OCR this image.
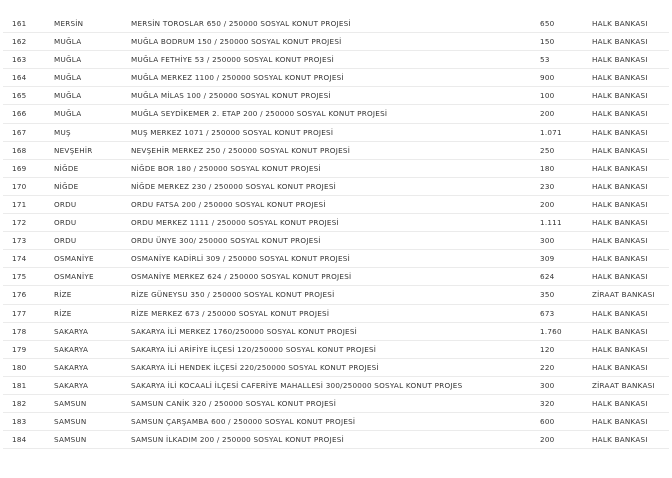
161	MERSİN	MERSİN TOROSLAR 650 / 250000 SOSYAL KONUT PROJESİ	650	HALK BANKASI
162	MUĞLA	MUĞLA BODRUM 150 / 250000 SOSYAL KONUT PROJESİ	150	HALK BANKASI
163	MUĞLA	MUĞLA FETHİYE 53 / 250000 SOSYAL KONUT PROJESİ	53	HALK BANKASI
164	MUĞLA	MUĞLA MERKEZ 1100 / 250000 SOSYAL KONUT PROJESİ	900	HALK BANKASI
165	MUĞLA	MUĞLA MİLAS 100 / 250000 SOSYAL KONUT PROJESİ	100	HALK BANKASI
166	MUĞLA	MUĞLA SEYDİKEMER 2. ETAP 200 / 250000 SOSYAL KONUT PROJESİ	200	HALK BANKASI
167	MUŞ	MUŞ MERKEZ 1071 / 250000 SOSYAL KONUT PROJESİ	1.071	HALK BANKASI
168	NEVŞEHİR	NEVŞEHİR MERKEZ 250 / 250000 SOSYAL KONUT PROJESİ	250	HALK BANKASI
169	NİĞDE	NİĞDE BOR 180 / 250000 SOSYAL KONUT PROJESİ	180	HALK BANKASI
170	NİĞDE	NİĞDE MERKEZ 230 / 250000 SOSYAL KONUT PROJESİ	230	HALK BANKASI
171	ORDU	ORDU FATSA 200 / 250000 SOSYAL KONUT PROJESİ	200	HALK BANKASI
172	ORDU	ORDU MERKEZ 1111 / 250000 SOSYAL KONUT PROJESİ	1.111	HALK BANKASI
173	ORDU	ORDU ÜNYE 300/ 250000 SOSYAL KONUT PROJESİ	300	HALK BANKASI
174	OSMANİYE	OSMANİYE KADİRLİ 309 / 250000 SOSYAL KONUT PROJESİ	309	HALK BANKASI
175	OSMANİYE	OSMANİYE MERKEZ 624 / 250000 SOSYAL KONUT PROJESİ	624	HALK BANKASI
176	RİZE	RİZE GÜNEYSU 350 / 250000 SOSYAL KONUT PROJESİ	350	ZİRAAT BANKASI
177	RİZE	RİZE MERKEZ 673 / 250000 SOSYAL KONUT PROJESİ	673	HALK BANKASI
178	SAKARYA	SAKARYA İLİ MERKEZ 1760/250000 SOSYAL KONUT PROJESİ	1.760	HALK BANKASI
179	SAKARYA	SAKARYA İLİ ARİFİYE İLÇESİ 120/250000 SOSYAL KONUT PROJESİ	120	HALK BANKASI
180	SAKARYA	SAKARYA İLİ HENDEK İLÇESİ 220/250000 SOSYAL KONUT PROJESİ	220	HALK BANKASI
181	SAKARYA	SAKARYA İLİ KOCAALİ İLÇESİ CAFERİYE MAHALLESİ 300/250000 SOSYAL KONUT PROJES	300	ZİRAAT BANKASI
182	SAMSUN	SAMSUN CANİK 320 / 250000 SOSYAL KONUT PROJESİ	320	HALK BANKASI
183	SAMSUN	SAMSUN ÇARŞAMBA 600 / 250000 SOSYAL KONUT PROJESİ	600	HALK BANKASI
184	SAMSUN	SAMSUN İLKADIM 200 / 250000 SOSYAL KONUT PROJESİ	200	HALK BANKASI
* * *
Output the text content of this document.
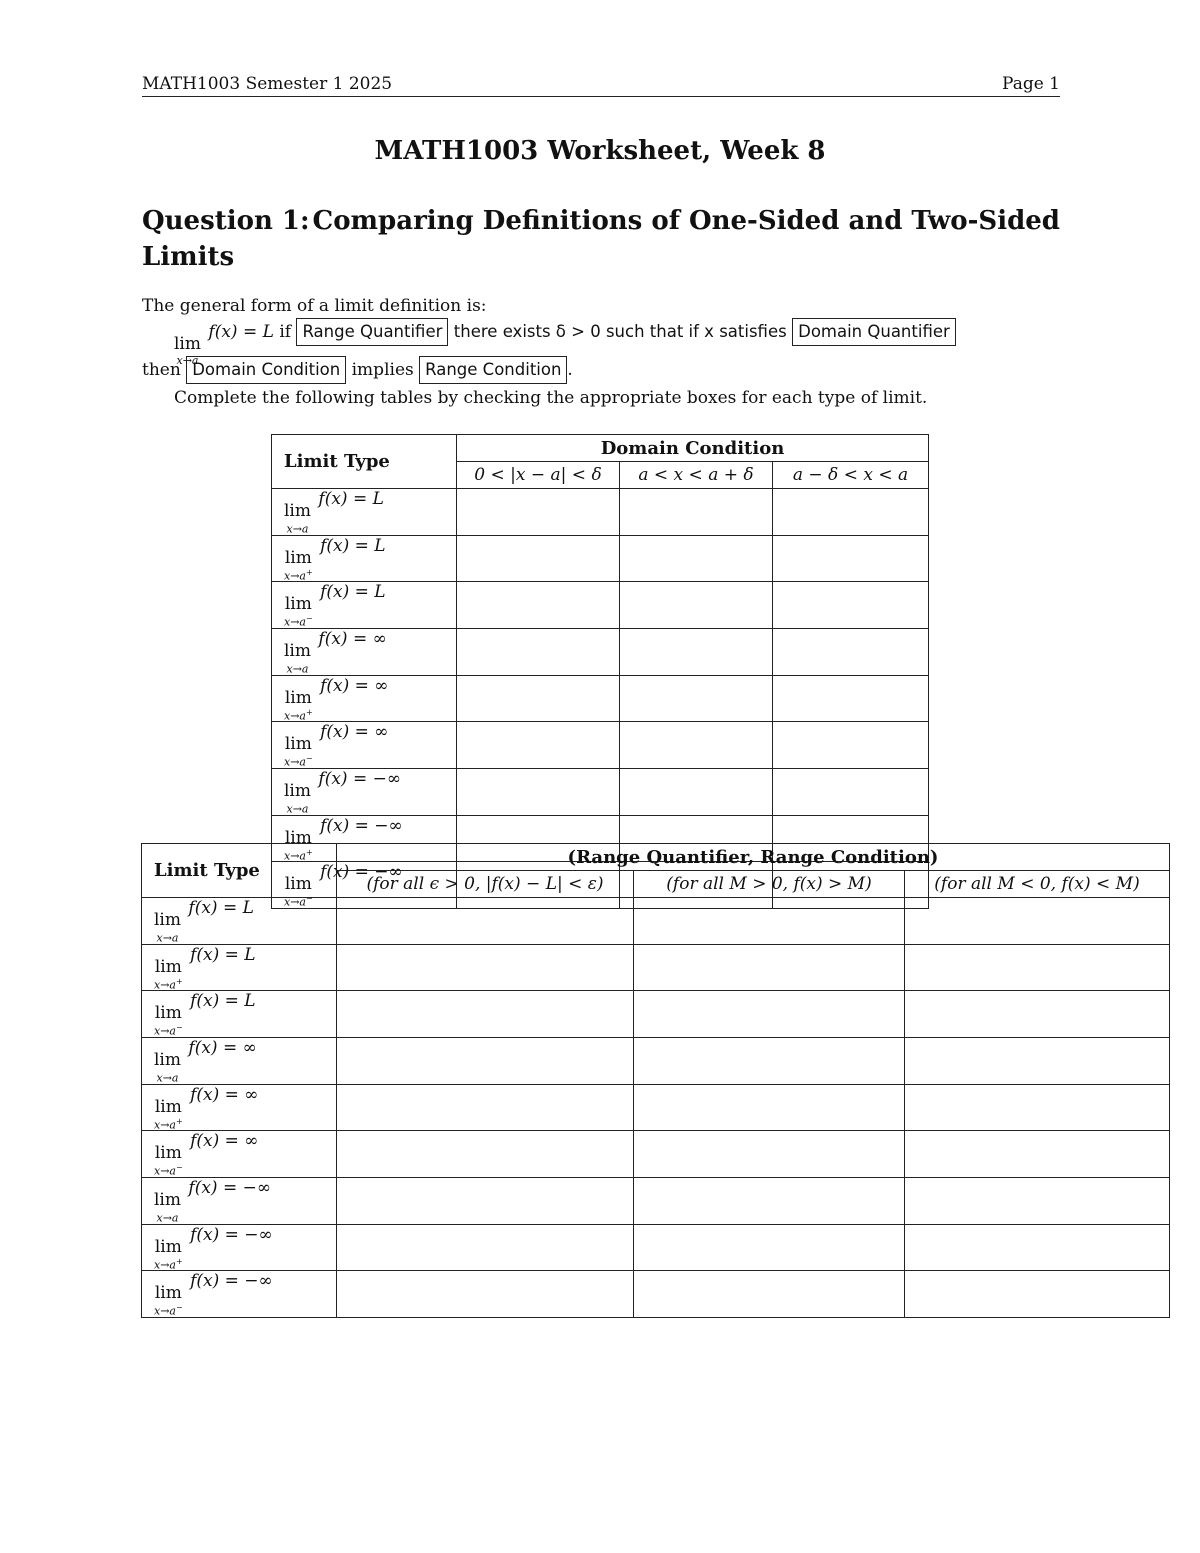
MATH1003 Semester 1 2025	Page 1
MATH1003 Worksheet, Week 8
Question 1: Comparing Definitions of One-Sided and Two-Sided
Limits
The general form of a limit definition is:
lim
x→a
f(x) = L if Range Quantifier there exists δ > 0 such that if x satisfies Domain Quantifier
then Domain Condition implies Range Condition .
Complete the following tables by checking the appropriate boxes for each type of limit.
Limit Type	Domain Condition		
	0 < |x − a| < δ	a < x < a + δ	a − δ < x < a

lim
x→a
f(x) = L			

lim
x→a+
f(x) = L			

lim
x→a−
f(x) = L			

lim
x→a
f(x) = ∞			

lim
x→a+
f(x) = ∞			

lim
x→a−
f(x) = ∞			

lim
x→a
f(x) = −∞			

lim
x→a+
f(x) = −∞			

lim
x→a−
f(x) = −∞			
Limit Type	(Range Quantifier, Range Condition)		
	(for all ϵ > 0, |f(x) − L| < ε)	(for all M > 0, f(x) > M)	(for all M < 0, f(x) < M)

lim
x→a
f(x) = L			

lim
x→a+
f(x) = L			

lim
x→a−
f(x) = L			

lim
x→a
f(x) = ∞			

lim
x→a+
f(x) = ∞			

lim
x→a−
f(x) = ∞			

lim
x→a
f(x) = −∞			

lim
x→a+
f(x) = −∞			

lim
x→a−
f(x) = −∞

Exercise -> Select the lines from the entries that include the word "NİĞDE".

Exercise answer ->
169	NİĞDE	NİĞDE BOR 180 / 250000 SOSYAL KONUT PROJESİ	180	HALK BANKASI
170	NİĞDE	NİĞDE MERKEZ 230 / 250000 SOSYAL KONUT PROJESİ	230	HALK BANKASI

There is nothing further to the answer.